Items:
•••

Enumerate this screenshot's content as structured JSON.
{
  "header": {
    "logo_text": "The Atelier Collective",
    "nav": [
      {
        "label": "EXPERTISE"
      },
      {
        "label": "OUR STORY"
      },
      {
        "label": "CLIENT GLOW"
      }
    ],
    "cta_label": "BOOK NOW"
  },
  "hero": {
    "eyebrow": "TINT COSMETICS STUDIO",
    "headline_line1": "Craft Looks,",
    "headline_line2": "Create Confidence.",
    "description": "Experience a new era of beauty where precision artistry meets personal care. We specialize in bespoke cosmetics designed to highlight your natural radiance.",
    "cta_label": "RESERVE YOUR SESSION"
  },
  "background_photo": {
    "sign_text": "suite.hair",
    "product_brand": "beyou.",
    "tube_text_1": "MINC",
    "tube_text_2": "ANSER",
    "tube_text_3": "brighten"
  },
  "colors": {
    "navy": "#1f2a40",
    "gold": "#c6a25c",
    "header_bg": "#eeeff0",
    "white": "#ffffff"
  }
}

•••

Work to complete:
Set all of the entries down again, exactly as they were given.

Solved exercise:
Enumerate this screenshot's content as structured JSON.
{
  "header": {
    "logo_text": "The Atelier Collective",
    "nav": [
      {
        "label": "EXPERTISE"
      },
      {
        "label": "OUR STORY"
      },
      {
        "label": "CLIENT GLOW"
      }
    ],
    "cta_label": "BOOK NOW"
  },
  "hero": {
    "eyebrow": "TINT COSMETICS STUDIO",
    "headline_line1": "Craft Looks,",
    "headline_line2": "Create Confidence.",
    "description": "Experience a new era of beauty where precision artistry meets personal care. We specialize in bespoke cosmetics designed to highlight your natural radiance.",
    "cta_label": "RESERVE YOUR SESSION"
  },
  "background_photo": {
    "sign_text": "suite.hair",
    "product_brand": "beyou.",
    "tube_text_1": "MINC",
    "tube_text_2": "ANSER",
    "tube_text_3": "brighten"
  },
  "colors": {
    "navy": "#1f2a40",
    "gold": "#c6a25c",
    "header_bg": "#eeeff0",
    "white": "#ffffff"
  }
}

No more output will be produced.